• [TASK TO COMPLETE] Restate every entry word for word.

• [DATA SHOWN]
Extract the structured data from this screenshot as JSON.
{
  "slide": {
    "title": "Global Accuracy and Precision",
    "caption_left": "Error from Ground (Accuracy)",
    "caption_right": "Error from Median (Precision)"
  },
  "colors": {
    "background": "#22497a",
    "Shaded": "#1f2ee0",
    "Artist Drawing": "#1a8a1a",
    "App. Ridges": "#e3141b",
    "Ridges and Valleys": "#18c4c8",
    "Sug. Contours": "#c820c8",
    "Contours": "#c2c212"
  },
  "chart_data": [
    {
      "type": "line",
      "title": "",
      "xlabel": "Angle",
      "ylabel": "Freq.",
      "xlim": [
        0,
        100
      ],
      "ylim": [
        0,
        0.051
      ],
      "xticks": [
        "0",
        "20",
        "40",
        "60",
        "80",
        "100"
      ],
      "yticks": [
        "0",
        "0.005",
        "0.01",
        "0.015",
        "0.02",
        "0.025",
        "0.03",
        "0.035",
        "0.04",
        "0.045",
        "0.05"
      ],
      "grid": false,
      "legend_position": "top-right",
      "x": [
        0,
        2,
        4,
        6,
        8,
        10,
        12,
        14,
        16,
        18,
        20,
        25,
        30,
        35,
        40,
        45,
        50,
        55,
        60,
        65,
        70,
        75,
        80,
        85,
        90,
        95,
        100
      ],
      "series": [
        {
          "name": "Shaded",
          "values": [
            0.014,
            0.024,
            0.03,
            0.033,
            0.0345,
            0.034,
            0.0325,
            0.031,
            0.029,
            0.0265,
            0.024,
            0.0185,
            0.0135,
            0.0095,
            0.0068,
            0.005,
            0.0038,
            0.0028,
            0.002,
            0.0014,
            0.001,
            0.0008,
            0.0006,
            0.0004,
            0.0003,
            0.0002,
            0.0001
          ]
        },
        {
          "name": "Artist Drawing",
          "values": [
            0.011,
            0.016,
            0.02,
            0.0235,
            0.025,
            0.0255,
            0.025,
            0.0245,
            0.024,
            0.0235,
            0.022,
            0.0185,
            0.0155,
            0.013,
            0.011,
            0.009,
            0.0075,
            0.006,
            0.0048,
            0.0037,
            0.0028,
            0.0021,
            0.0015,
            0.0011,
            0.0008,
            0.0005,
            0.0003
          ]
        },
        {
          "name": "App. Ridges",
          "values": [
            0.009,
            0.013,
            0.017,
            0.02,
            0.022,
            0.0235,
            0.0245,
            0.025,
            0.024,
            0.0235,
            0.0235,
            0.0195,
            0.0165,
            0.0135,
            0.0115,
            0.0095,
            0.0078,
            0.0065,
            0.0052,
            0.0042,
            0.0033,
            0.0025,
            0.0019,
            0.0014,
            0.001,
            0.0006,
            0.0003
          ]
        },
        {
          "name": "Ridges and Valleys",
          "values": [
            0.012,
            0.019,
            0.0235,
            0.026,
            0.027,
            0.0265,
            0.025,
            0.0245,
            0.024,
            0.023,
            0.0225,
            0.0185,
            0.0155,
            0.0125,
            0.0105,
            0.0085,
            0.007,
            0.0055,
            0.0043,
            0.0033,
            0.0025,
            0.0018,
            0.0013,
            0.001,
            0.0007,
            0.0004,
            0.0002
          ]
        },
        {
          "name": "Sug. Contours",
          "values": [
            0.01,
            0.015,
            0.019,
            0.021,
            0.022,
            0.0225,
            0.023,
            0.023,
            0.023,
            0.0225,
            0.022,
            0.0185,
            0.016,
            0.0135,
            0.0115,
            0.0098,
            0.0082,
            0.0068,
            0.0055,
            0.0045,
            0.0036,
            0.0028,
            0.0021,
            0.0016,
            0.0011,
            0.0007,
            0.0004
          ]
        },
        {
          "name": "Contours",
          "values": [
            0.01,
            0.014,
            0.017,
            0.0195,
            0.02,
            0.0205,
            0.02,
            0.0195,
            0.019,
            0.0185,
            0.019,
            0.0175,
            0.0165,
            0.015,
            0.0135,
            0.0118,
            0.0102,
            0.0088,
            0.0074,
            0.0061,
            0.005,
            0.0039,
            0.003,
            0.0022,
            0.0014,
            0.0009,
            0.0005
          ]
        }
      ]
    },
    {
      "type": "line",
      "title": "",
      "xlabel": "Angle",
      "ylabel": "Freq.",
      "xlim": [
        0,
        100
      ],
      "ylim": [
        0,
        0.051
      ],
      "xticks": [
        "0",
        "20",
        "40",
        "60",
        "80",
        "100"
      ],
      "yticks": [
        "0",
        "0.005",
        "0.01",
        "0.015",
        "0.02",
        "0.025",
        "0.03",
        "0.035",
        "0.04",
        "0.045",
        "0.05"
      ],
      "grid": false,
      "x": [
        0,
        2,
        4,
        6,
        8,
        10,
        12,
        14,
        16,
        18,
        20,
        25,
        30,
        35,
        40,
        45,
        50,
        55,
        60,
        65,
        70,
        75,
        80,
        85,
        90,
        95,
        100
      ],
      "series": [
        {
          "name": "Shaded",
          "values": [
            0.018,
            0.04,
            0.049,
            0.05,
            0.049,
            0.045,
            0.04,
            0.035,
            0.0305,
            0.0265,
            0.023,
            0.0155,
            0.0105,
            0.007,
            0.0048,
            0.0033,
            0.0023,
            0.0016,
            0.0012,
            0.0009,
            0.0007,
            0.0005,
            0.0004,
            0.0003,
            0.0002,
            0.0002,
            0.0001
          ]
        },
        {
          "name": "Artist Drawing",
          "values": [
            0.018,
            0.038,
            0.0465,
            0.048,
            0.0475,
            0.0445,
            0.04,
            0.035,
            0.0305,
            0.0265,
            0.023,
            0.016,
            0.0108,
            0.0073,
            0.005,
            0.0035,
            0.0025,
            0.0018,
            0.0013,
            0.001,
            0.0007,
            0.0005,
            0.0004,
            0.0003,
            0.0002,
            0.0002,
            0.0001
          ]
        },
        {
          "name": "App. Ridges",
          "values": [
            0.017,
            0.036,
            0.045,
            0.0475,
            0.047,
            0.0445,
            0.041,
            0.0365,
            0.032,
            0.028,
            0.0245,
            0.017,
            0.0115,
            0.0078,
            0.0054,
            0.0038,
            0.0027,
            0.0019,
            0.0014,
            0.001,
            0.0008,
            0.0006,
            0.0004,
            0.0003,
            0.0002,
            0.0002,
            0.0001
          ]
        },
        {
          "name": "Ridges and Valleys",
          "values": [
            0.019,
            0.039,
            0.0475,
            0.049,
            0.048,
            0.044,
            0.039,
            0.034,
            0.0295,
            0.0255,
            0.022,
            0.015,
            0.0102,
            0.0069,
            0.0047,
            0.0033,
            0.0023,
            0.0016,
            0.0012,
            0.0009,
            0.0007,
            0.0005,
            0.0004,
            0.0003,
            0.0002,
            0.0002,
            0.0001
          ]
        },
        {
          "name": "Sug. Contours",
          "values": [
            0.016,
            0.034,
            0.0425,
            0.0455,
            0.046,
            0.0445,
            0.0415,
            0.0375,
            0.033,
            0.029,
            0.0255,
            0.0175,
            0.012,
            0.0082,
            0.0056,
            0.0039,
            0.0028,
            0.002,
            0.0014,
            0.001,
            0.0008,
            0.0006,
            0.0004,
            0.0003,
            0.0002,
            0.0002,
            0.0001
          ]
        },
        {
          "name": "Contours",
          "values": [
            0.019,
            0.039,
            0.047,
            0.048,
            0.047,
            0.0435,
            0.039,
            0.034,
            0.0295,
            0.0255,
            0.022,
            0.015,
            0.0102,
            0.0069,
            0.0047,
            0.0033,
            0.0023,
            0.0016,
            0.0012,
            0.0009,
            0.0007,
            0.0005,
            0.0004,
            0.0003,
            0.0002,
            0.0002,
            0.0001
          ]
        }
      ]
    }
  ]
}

• [OUTPUT]
Extract the structured data from this screenshot as JSON.
{
  "slide": {
    "title": "Global Accuracy and Precision",
    "caption_left": "Error from Ground (Accuracy)",
    "caption_right": "Error from Median (Precision)"
  },
  "colors": {
    "background": "#22497a",
    "Shaded": "#1f2ee0",
    "Artist Drawing": "#1a8a1a",
    "App. Ridges": "#e3141b",
    "Ridges and Valleys": "#18c4c8",
    "Sug. Contours": "#c820c8",
    "Contours": "#c2c212"
  },
  "chart_data": [
    {
      "type": "line",
      "title": "",
      "xlabel": "Angle",
      "ylabel": "Freq.",
      "xlim": [
        0,
        100
      ],
      "ylim": [
        0,
        0.051
      ],
      "xticks": [
        "0",
        "20",
        "40",
        "60",
        "80",
        "100"
      ],
      "yticks": [
        "0",
        "0.005",
        "0.01",
        "0.015",
        "0.02",
        "0.025",
        "0.03",
        "0.035",
        "0.04",
        "0.045",
        "0.05"
      ],
      "grid": false,
      "legend_position": "top-right",
      "x": [
        0,
        2,
        4,
        6,
        8,
        10,
        12,
        14,
        16,
        18,
        20,
        25,
        30,
        35,
        40,
        45,
        50,
        55,
        60,
        65,
        70,
        75,
        80,
        85,
        90,
        95,
        100
      ],
      "series": [
        {
          "name": "Shaded",
          "values": [
            0.014,
            0.024,
            0.03,
            0.033,
            0.0345,
            0.034,
            0.0325,
            0.031,
            0.029,
            0.0265,
            0.024,
            0.0185,
            0.0135,
            0.0095,
            0.0068,
            0.005,
            0.0038,
            0.0028,
            0.002,
            0.0014,
            0.001,
            0.0008,
            0.0006,
            0.0004,
            0.0003,
            0.0002,
            0.0001
          ]
        },
        {
          "name": "Artist Drawing",
          "values": [
            0.011,
            0.016,
            0.02,
            0.0235,
            0.025,
            0.0255,
            0.025,
            0.0245,
            0.024,
            0.0235,
            0.022,
            0.0185,
            0.0155,
            0.013,
            0.011,
            0.009,
            0.0075,
            0.006,
            0.0048,
            0.0037,
            0.0028,
            0.0021,
            0.0015,
            0.0011,
            0.0008,
            0.0005,
            0.0003
          ]
        },
        {
          "name": "App. Ridges",
          "values": [
            0.009,
            0.013,
            0.017,
            0.02,
            0.022,
            0.0235,
            0.0245,
            0.025,
            0.024,
            0.0235,
            0.0235,
            0.0195,
            0.0165,
            0.0135,
            0.0115,
            0.0095,
            0.0078,
            0.0065,
            0.0052,
            0.0042,
            0.0033,
            0.0025,
            0.0019,
            0.0014,
            0.001,
            0.0006,
            0.0003
          ]
        },
        {
          "name": "Ridges and Valleys",
          "values": [
            0.012,
            0.019,
            0.0235,
            0.026,
            0.027,
            0.0265,
            0.025,
            0.0245,
            0.024,
            0.023,
            0.0225,
            0.0185,
            0.0155,
            0.0125,
            0.0105,
            0.0085,
            0.007,
            0.0055,
            0.0043,
            0.0033,
            0.0025,
            0.0018,
            0.0013,
            0.001,
            0.0007,
            0.0004,
            0.0002
          ]
        },
        {
          "name": "Sug. Contours",
          "values": [
            0.01,
            0.015,
            0.019,
            0.021,
            0.022,
            0.0225,
            0.023,
            0.023,
            0.023,
            0.0225,
            0.022,
            0.0185,
            0.016,
            0.0135,
            0.0115,
            0.0098,
            0.0082,
            0.0068,
            0.0055,
            0.0045,
            0.0036,
            0.0028,
            0.0021,
            0.0016,
            0.0011,
            0.0007,
            0.0004
          ]
        },
        {
          "name": "Contours",
          "values": [
            0.01,
            0.014,
            0.017,
            0.0195,
            0.02,
            0.0205,
            0.02,
            0.0195,
            0.019,
            0.0185,
            0.019,
            0.0175,
            0.0165,
            0.015,
            0.0135,
            0.0118,
            0.0102,
            0.0088,
            0.0074,
            0.0061,
            0.005,
            0.0039,
            0.003,
            0.0022,
            0.0014,
            0.0009,
            0.0005
          ]
        }
      ]
    },
    {
      "type": "line",
      "title": "",
      "xlabel": "Angle",
      "ylabel": "Freq.",
      "xlim": [
        0,
        100
      ],
      "ylim": [
        0,
        0.051
      ],
      "xticks": [
        "0",
        "20",
        "40",
        "60",
        "80",
        "100"
      ],
      "yticks": [
        "0",
        "0.005",
        "0.01",
        "0.015",
        "0.02",
        "0.025",
        "0.03",
        "0.035",
        "0.04",
        "0.045",
        "0.05"
      ],
      "grid": false,
      "x": [
        0,
        2,
        4,
        6,
        8,
        10,
        12,
        14,
        16,
        18,
        20,
        25,
        30,
        35,
        40,
        45,
        50,
        55,
        60,
        65,
        70,
        75,
        80,
        85,
        90,
        95,
        100
      ],
      "series": [
        {
          "name": "Shaded",
          "values": [
            0.018,
            0.04,
            0.049,
            0.05,
            0.049,
            0.045,
            0.04,
            0.035,
            0.0305,
            0.0265,
            0.023,
            0.0155,
            0.0105,
            0.007,
            0.0048,
            0.0033,
            0.0023,
            0.0016,
            0.0012,
            0.0009,
            0.0007,
            0.0005,
            0.0004,
            0.0003,
            0.0002,
            0.0002,
            0.0001
          ]
        },
        {
          "name": "Artist Drawing",
          "values": [
            0.018,
            0.038,
            0.0465,
            0.048,
            0.0475,
            0.0445,
            0.04,
            0.035,
            0.0305,
            0.0265,
            0.023,
            0.016,
            0.0108,
            0.0073,
            0.005,
            0.0035,
            0.0025,
            0.0018,
            0.0013,
            0.001,
            0.0007,
            0.0005,
            0.0004,
            0.0003,
            0.0002,
            0.0002,
            0.0001
          ]
        },
        {
          "name": "App. Ridges",
          "values": [
            0.017,
            0.036,
            0.045,
            0.0475,
            0.047,
            0.0445,
            0.041,
            0.0365,
            0.032,
            0.028,
            0.0245,
            0.017,
            0.0115,
            0.0078,
            0.0054,
            0.0038,
            0.0027,
            0.0019,
            0.0014,
            0.001,
            0.0008,
            0.0006,
            0.0004,
            0.0003,
            0.0002,
            0.0002,
            0.0001
          ]
        },
        {
          "name": "Ridges and Valleys",
          "values": [
            0.019,
            0.039,
            0.0475,
            0.049,
            0.048,
            0.044,
            0.039,
            0.034,
            0.0295,
            0.0255,
            0.022,
            0.015,
            0.0102,
            0.0069,
            0.0047,
            0.0033,
            0.0023,
            0.0016,
            0.0012,
            0.0009,
            0.0007,
            0.0005,
            0.0004,
            0.0003,
            0.0002,
            0.0002,
            0.0001
          ]
        },
        {
          "name": "Sug. Contours",
          "values": [
            0.016,
            0.034,
            0.0425,
            0.0455,
            0.046,
            0.0445,
            0.0415,
            0.0375,
            0.033,
            0.029,
            0.0255,
            0.0175,
            0.012,
            0.0082,
            0.0056,
            0.0039,
            0.0028,
            0.002,
            0.0014,
            0.001,
            0.0008,
            0.0006,
            0.0004,
            0.0003,
            0.0002,
            0.0002,
            0.0001
          ]
        },
        {
          "name": "Contours",
          "values": [
            0.019,
            0.039,
            0.047,
            0.048,
            0.047,
            0.0435,
            0.039,
            0.034,
            0.0295,
            0.0255,
            0.022,
            0.015,
            0.0102,
            0.0069,
            0.0047,
            0.0033,
            0.0023,
            0.0016,
            0.0012,
            0.0009,
            0.0007,
            0.0005,
            0.0004,
            0.0003,
            0.0002,
            0.0002,
            0.0001
          ]
        }
      ]
    }
  ]
}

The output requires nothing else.